(Collected data entries)

——

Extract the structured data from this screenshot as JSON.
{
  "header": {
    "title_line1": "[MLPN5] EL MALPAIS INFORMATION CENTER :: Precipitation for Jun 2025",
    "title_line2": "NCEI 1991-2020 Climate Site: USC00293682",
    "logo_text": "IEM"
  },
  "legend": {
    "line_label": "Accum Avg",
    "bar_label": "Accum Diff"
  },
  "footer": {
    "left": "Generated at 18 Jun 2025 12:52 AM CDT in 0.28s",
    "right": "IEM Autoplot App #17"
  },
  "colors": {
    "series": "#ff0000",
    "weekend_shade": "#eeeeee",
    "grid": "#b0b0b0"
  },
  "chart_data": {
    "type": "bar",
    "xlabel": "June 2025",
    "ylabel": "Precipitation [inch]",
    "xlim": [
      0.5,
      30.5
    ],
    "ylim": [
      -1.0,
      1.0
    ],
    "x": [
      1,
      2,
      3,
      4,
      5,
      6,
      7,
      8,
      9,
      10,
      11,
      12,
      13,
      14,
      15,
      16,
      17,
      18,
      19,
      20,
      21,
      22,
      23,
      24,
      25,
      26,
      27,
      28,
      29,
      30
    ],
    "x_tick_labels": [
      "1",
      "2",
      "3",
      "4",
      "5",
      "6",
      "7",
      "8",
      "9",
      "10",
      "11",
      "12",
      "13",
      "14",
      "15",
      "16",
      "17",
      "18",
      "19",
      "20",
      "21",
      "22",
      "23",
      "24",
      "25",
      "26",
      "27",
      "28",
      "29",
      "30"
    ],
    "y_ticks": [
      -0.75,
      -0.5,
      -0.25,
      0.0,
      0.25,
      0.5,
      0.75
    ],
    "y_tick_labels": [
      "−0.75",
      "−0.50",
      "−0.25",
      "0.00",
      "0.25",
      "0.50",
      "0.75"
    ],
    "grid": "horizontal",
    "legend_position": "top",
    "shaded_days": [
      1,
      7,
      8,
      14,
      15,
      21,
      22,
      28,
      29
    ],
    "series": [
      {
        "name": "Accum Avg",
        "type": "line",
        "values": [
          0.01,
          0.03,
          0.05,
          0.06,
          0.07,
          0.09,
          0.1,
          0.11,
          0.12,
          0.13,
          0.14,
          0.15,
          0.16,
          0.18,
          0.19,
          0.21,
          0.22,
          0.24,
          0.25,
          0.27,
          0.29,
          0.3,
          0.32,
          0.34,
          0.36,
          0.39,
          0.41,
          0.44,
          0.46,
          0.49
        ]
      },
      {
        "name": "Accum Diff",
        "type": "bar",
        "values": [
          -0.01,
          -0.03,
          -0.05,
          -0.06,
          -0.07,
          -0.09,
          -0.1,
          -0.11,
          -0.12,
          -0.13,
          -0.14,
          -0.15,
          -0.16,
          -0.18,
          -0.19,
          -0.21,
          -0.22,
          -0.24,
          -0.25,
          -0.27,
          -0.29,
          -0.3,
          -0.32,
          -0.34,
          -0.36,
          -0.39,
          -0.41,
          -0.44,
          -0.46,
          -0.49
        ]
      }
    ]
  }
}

——

▶ **WHAT TO PRODUCE**
Print out all the entries precisely as written.

▶ **FINISHED TASK**
Extract the structured data from this screenshot as JSON.
{
  "header": {
    "title_line1": "[MLPN5] EL MALPAIS INFORMATION CENTER :: Precipitation for Jun 2025",
    "title_line2": "NCEI 1991-2020 Climate Site: USC00293682",
    "logo_text": "IEM"
  },
  "legend": {
    "line_label": "Accum Avg",
    "bar_label": "Accum Diff"
  },
  "footer": {
    "left": "Generated at 18 Jun 2025 12:52 AM CDT in 0.28s",
    "right": "IEM Autoplot App #17"
  },
  "colors": {
    "series": "#ff0000",
    "weekend_shade": "#eeeeee",
    "grid": "#b0b0b0"
  },
  "chart_data": {
    "type": "bar",
    "xlabel": "June 2025",
    "ylabel": "Precipitation [inch]",
    "xlim": [
      0.5,
      30.5
    ],
    "ylim": [
      -1.0,
      1.0
    ],
    "x": [
      1,
      2,
      3,
      4,
      5,
      6,
      7,
      8,
      9,
      10,
      11,
      12,
      13,
      14,
      15,
      16,
      17,
      18,
      19,
      20,
      21,
      22,
      23,
      24,
      25,
      26,
      27,
      28,
      29,
      30
    ],
    "x_tick_labels": [
      "1",
      "2",
      "3",
      "4",
      "5",
      "6",
      "7",
      "8",
      "9",
      "10",
      "11",
      "12",
      "13",
      "14",
      "15",
      "16",
      "17",
      "18",
      "19",
      "20",
      "21",
      "22",
      "23",
      "24",
      "25",
      "26",
      "27",
      "28",
      "29",
      "30"
    ],
    "y_ticks": [
      -0.75,
      -0.5,
      -0.25,
      0.0,
      0.25,
      0.5,
      0.75
    ],
    "y_tick_labels": [
      "−0.75",
      "−0.50",
      "−0.25",
      "0.00",
      "0.25",
      "0.50",
      "0.75"
    ],
    "grid": "horizontal",
    "legend_position": "top",
    "shaded_days": [
      1,
      7,
      8,
      14,
      15,
      21,
      22,
      28,
      29
    ],
    "series": [
      {
        "name": "Accum Avg",
        "type": "line",
        "values": [
          0.01,
          0.03,
          0.05,
          0.06,
          0.07,
          0.09,
          0.1,
          0.11,
          0.12,
          0.13,
          0.14,
          0.15,
          0.16,
          0.18,
          0.19,
          0.21,
          0.22,
          0.24,
          0.25,
          0.27,
          0.29,
          0.3,
          0.32,
          0.34,
          0.36,
          0.39,
          0.41,
          0.44,
          0.46,
          0.49
        ]
      },
      {
        "name": "Accum Diff",
        "type": "bar",
        "values": [
          -0.01,
          -0.03,
          -0.05,
          -0.06,
          -0.07,
          -0.09,
          -0.1,
          -0.11,
          -0.12,
          -0.13,
          -0.14,
          -0.15,
          -0.16,
          -0.18,
          -0.19,
          -0.21,
          -0.22,
          -0.24,
          -0.25,
          -0.27,
          -0.29,
          -0.3,
          -0.32,
          -0.34,
          -0.36,
          -0.39,
          -0.41,
          -0.44,
          -0.46,
          -0.49
        ]
      }
    ]
  }
}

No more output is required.